◆ What the task requires: Omit every picture and return the rest of the data unaltered.

◆ Material for this exercise:
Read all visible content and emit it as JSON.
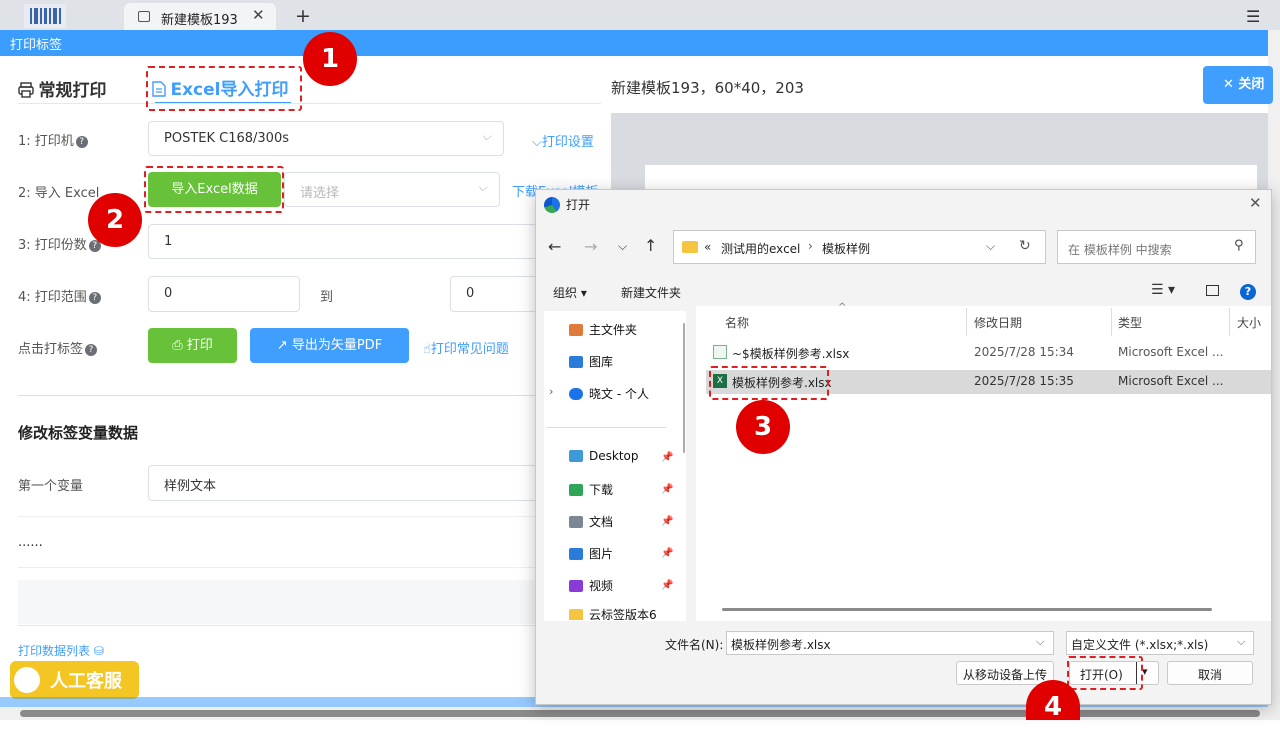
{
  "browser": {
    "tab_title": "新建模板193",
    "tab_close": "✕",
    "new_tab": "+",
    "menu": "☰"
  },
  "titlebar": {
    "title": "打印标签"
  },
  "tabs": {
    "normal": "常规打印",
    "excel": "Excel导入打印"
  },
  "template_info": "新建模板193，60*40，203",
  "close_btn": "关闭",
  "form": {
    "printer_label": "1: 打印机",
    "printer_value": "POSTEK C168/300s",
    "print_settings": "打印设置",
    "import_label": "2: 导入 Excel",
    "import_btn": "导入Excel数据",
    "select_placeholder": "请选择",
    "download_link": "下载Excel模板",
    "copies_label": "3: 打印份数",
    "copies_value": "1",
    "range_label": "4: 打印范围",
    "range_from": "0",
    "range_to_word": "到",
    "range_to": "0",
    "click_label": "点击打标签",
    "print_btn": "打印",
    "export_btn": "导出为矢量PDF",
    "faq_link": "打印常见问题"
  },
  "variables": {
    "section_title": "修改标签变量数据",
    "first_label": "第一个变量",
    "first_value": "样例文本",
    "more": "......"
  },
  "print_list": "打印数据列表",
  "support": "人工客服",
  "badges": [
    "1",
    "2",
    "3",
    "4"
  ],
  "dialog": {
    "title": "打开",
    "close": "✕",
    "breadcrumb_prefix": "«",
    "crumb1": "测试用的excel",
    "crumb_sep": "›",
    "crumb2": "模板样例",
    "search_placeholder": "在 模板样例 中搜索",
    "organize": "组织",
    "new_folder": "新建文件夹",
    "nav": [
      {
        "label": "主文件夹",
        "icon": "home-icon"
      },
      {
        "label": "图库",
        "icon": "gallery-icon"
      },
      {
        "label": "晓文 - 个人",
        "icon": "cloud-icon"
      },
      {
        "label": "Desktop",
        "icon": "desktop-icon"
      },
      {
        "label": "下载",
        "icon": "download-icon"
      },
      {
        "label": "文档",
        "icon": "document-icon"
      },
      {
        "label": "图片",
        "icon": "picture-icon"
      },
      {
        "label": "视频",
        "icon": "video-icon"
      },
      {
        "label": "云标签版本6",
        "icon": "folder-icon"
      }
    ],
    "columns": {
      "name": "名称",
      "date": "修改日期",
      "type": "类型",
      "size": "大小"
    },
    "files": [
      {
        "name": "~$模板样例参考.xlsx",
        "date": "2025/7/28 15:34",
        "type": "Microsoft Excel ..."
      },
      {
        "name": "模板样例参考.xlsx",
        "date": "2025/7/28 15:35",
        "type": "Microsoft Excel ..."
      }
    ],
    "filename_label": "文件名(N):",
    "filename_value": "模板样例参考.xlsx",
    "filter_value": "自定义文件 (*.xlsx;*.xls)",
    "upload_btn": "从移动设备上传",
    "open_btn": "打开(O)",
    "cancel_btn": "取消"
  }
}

◆ Task result:
Read all visible content and emit it as JSON.
{
  "browser": {
    "tab_title": "新建模板193",
    "tab_close": "✕",
    "new_tab": "+",
    "menu": "☰"
  },
  "titlebar": {
    "title": "打印标签"
  },
  "tabs": {
    "normal": "常规打印",
    "excel": "Excel导入打印"
  },
  "template_info": "新建模板193，60*40，203",
  "close_btn": "关闭",
  "form": {
    "printer_label": "1: 打印机",
    "printer_value": "POSTEK C168/300s",
    "print_settings": "打印设置",
    "import_label": "2: 导入 Excel",
    "import_btn": "导入Excel数据",
    "select_placeholder": "请选择",
    "download_link": "下载Excel模板",
    "copies_label": "3: 打印份数",
    "copies_value": "1",
    "range_label": "4: 打印范围",
    "range_from": "0",
    "range_to_word": "到",
    "range_to": "0",
    "click_label": "点击打标签",
    "print_btn": "打印",
    "export_btn": "导出为矢量PDF",
    "faq_link": "打印常见问题"
  },
  "variables": {
    "section_title": "修改标签变量数据",
    "first_label": "第一个变量",
    "first_value": "样例文本",
    "more": "......"
  },
  "print_list": "打印数据列表",
  "support": "人工客服",
  "badges": [
    "1",
    "2",
    "3",
    "4"
  ],
  "dialog": {
    "title": "打开",
    "close": "✕",
    "breadcrumb_prefix": "«",
    "crumb1": "测试用的excel",
    "crumb_sep": "›",
    "crumb2": "模板样例",
    "search_placeholder": "在 模板样例 中搜索",
    "organize": "组织",
    "new_folder": "新建文件夹",
    "nav": [
      {
        "label": "主文件夹",
        "icon": "home-icon"
      },
      {
        "label": "图库",
        "icon": "gallery-icon"
      },
      {
        "label": "晓文 - 个人",
        "icon": "cloud-icon"
      },
      {
        "label": "Desktop",
        "icon": "desktop-icon"
      },
      {
        "label": "下载",
        "icon": "download-icon"
      },
      {
        "label": "文档",
        "icon": "document-icon"
      },
      {
        "label": "图片",
        "icon": "picture-icon"
      },
      {
        "label": "视频",
        "icon": "video-icon"
      },
      {
        "label": "云标签版本6",
        "icon": "folder-icon"
      }
    ],
    "columns": {
      "name": "名称",
      "date": "修改日期",
      "type": "类型",
      "size": "大小"
    },
    "files": [
      {
        "name": "~$模板样例参考.xlsx",
        "date": "2025/7/28 15:34",
        "type": "Microsoft Excel ..."
      },
      {
        "name": "模板样例参考.xlsx",
        "date": "2025/7/28 15:35",
        "type": "Microsoft Excel ..."
      }
    ],
    "filename_label": "文件名(N):",
    "filename_value": "模板样例参考.xlsx",
    "filter_value": "自定义文件 (*.xlsx;*.xls)",
    "upload_btn": "从移动设备上传",
    "open_btn": "打开(O)",
    "cancel_btn": "取消"
  }
}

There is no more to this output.